▸ **TASK INSTRUCTIONS**: Lift out all lines below that contain "渔尾大桥东".

○ ○ ○ ○

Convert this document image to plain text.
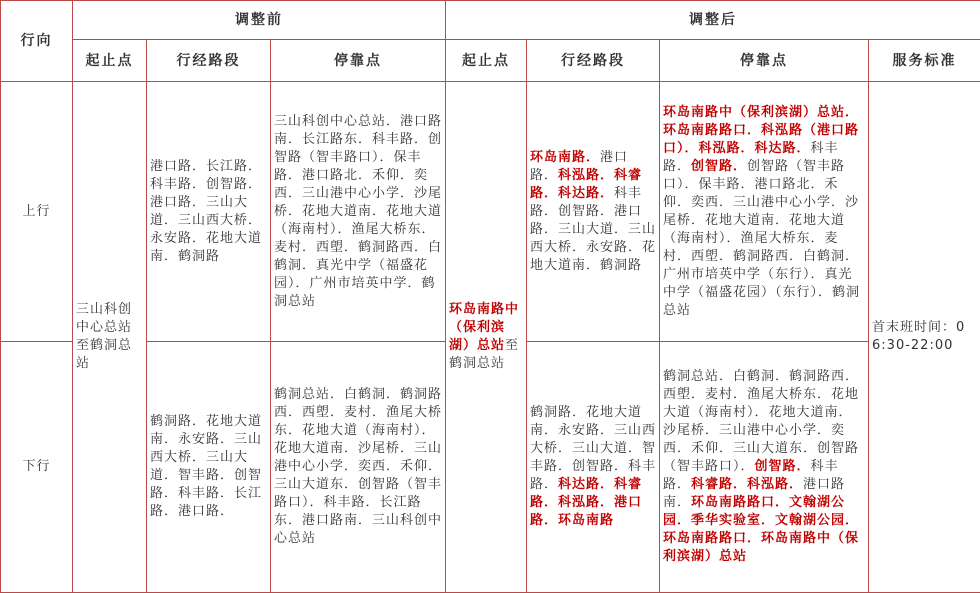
行向	调整前			调整后			
	起止点	行经路段	停靠点	起止点	行经路段	停靠点	服务标准
上行	三山科创中心总站至鹤洞总站	港口路．长江路．科丰路．创智路．港口路．三山大道．三山西大桥．永安路．花地大道南．鹤洞路	三山科创中心总站．港口路南．长江路东．科丰路．创智路（智丰路口）．保丰路．港口路北．禾仰．奕西．三山港中心小学．沙尾桥．花地大道南．花地大道（海南村）．渔尾大桥东．麦村．西塱．鹤洞路西．白鹤洞．真光中学（福盛花园）．广州市培英中学．鹤洞总站	环岛南路中（保利滨湖）总站至鹤洞总站	环岛南路．港口路．科泓路．科睿路．科达路．科丰路．创智路．港口路．三山大道．三山西大桥．永安路．花地大道南．鹤洞路	环岛南路中（保利滨湖）总站．环岛南路路口．科泓路（港口路口）．科泓路．科达路．科丰路．创智路．创智路（智丰路口）．保丰路．港口路北．禾仰．奕西．三山港中心小学．沙尾桥．花地大道南．花地大道（海南村）．渔尾大桥东．麦村．西塱．鹤洞路西．白鹤洞．广州市培英中学（东行）．真光中学（福盛花园）（东行）．鹤洞总站	首末班时间：06:30-22:00
下行		鹤洞路．花地大道南．永安路．三山西大桥．三山大道．智丰路．创智路．科丰路．长江路．港口路．	鹤洞总站．白鹤洞．鹤洞路西．西塱．麦村．渔尾大桥东．花地大道（海南村）．花地大道南．沙尾桥．三山港中心小学．奕西．禾仰．三山大道东．创智路（智丰路口）．科丰路．长江路东．港口路南．三山科创中心总站		鹤洞路．花地大道南．永安路．三山西大桥．三山大道．智丰路．创智路．科丰路．科达路．科睿路．科泓路．港口路．环岛南路	鹤洞总站．白鹤洞．鹤洞路西．西塱．麦村．渔尾大桥东．花地大道（海南村）．花地大道南．沙尾桥．三山港中心小学．奕西．禾仰．三山大道东．创智路（智丰路口）．创智路．科丰路．科睿路．科泓路．港口路南．环岛南路路口．文翰湖公园．季华实验室．文翰湖公园．环岛南路路口．环岛南路中（保利滨湖）总站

○ ○ ○ ○

▸ **FULL RESPONSE**:
上行	三山科创中心总站至鹤洞总站	港口路．长江路．科丰路．创智路．港口路．三山大道．三山西大桥．永安路．花地大道南．鹤洞路	三山科创中心总站．港口路南．长江路东．科丰路．创智路（智丰路口）．保丰路．港口路北．禾仰．奕西．三山港中心小学．沙尾桥．花地大道南．花地大道（海南村）．渔尾大桥东．麦村．西塱．鹤洞路西．白鹤洞．真光中学（福盛花园）．广州市培英中学．鹤洞总站	环岛南路中（保利滨湖）总站至鹤洞总站	环岛南路．港口路．科泓路．科睿路．科达路．科丰路．创智路．港口路．三山大道．三山西大桥．永安路．花地大道南．鹤洞路	环岛南路中（保利滨湖）总站．环岛南路路口．科泓路（港口路口）．科泓路．科达路．科丰路．创智路．创智路（智丰路口）．保丰路．港口路北．禾仰．奕西．三山港中心小学．沙尾桥．花地大道南．花地大道（海南村）．渔尾大桥东．麦村．西塱．鹤洞路西．白鹤洞．广州市培英中学（东行）．真光中学（福盛花园）（东行）．鹤洞总站	首末班时间：06:30-22:00
下行		鹤洞路．花地大道南．永安路．三山西大桥．三山大道．智丰路．创智路．科丰路．长江路．港口路．	鹤洞总站．白鹤洞．鹤洞路西．西塱．麦村．渔尾大桥东．花地大道（海南村）．花地大道南．沙尾桥．三山港中心小学．奕西．禾仰．三山大道东．创智路（智丰路口）．科丰路．长江路东．港口路南．三山科创中心总站		鹤洞路．花地大道南．永安路．三山西大桥．三山大道．智丰路．创智路．科丰路．科达路．科睿路．科泓路．港口路．环岛南路	鹤洞总站．白鹤洞．鹤洞路西．西塱．麦村．渔尾大桥东．花地大道（海南村）．花地大道南．沙尾桥．三山港中心小学．奕西．禾仰．三山大道东．创智路（智丰路口）．创智路．科丰路．科睿路．科泓路．港口路南．环岛南路路口．文翰湖公园．季华实验室．文翰湖公园．环岛南路路口．环岛南路中（保利滨湖）总站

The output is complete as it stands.